* [Set task]:
Wherever a line holds the string "name", copy that line.

Dataset listings of figures

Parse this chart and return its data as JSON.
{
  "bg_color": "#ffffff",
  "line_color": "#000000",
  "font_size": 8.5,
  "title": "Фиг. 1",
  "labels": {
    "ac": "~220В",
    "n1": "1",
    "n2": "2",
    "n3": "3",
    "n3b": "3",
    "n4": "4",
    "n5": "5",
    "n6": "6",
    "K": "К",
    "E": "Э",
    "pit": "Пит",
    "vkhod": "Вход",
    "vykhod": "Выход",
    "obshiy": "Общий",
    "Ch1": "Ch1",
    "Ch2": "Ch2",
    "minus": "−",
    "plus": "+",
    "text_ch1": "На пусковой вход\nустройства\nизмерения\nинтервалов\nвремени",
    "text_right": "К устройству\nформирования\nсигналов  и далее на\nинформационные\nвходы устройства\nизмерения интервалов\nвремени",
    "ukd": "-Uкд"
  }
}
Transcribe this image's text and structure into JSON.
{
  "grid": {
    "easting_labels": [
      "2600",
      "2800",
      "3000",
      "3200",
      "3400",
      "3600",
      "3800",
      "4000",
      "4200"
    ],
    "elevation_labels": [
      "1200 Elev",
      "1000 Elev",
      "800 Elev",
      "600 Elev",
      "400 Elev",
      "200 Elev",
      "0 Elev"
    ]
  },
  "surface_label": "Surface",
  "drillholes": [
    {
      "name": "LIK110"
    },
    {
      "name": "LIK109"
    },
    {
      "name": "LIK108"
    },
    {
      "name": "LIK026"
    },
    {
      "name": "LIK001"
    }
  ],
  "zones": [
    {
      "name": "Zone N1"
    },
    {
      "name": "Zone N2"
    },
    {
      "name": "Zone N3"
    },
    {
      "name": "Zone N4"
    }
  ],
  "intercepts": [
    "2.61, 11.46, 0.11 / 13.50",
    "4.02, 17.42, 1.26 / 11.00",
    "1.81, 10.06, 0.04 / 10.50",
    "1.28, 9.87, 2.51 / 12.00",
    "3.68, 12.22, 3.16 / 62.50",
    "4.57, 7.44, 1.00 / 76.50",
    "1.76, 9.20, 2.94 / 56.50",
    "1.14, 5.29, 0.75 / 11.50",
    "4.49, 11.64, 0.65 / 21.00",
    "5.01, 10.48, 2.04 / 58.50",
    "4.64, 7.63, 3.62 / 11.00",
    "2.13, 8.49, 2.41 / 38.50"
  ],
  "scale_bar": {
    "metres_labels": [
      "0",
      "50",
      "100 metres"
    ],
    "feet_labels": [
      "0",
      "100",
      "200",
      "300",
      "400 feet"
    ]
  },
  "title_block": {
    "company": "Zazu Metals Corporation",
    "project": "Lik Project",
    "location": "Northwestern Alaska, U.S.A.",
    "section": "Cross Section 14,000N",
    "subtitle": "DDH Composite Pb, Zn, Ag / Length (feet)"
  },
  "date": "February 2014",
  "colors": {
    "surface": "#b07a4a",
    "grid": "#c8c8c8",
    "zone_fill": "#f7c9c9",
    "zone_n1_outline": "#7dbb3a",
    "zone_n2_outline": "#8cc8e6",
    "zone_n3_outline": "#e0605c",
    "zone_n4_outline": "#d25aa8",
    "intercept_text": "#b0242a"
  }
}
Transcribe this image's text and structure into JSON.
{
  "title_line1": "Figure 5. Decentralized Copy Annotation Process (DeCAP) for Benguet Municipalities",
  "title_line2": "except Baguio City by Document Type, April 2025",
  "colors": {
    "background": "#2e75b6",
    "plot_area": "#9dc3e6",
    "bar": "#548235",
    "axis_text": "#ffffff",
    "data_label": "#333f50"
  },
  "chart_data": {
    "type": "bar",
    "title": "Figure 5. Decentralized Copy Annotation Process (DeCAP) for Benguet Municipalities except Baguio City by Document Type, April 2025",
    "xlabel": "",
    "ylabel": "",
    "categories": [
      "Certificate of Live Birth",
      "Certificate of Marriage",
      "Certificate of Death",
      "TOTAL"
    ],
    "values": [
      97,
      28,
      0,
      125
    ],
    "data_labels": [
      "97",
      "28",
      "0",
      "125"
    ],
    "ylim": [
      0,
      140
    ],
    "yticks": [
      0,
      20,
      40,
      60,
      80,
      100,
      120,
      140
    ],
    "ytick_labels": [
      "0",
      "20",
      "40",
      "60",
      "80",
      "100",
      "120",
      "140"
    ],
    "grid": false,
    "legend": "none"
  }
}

* [Correct output]:
      "name": "LIK110"
      "name": "LIK109"
      "name": "LIK108"
      "name": "LIK026"
      "name": "LIK001"
      "name": "Zone N1"
      "name": "Zone N2"
      "name": "Zone N3"
      "name": "Zone N4"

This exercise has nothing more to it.